**Written request**
Find each line containing the string "color". Copy it.

**Provided material**

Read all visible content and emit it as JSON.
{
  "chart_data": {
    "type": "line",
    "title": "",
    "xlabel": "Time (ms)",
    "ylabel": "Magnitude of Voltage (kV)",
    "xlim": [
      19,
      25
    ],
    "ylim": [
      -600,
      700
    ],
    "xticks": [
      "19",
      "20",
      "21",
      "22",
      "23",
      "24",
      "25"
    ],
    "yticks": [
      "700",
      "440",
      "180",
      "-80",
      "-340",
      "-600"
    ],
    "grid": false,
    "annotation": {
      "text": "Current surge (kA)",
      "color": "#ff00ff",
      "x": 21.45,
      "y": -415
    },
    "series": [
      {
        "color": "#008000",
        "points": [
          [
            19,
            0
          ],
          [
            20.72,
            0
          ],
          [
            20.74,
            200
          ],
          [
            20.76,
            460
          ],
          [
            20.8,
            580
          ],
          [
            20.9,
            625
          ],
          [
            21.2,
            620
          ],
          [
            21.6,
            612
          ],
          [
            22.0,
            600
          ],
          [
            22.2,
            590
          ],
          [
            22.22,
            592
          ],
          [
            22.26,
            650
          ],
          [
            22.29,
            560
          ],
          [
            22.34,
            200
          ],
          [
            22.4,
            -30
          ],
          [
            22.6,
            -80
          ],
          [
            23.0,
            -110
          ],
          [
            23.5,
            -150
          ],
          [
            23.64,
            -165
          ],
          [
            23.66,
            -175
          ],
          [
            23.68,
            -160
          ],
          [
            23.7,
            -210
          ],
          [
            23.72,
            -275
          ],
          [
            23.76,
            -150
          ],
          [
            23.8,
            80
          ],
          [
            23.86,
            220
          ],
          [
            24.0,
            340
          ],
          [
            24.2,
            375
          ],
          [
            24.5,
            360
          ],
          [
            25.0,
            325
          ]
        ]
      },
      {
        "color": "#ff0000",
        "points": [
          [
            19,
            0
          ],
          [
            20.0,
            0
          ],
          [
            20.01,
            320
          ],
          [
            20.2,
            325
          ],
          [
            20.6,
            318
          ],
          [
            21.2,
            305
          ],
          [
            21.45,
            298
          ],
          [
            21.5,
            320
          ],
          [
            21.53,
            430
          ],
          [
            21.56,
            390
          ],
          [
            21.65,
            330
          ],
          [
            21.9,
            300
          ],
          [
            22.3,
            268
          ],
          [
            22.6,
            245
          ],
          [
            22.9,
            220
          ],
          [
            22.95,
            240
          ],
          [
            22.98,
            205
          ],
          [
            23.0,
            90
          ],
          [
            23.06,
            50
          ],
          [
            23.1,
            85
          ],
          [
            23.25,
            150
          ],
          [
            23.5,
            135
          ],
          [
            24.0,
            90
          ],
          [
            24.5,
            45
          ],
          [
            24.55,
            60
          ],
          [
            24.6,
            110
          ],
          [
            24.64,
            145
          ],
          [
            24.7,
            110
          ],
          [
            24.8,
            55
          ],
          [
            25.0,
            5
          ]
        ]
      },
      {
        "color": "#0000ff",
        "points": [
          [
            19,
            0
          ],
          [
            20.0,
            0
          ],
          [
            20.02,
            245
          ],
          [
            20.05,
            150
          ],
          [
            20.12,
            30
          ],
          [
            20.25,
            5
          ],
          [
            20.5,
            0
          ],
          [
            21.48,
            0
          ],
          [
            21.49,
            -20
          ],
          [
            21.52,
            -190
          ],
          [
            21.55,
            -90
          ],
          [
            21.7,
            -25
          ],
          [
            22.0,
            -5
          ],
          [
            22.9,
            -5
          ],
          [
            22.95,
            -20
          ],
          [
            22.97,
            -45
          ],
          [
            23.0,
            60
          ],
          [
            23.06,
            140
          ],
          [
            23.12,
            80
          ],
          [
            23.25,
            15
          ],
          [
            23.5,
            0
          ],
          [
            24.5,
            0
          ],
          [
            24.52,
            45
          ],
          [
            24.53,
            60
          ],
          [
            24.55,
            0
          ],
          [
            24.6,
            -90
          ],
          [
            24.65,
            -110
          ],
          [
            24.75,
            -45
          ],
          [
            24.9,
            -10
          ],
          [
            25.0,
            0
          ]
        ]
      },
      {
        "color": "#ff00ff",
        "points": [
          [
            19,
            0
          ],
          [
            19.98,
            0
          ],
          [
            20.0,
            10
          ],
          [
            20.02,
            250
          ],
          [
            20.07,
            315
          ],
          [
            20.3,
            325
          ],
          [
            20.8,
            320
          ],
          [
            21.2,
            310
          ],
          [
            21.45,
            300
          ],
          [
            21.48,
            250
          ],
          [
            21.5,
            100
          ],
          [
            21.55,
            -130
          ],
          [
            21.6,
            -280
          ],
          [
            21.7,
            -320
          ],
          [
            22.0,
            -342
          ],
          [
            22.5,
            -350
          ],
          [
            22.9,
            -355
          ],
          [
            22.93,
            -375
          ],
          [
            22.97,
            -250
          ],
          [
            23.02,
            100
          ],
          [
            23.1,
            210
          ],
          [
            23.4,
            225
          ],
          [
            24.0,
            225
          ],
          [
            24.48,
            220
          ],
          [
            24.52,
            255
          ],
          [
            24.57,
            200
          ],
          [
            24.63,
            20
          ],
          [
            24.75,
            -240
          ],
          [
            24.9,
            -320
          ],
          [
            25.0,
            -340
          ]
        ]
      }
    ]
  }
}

**Answer for this exercise**
      "color": "#ff00ff",
        "color": "#008000",
        "color": "#ff0000",
        "color": "#0000ff",
        "color": "#ff00ff",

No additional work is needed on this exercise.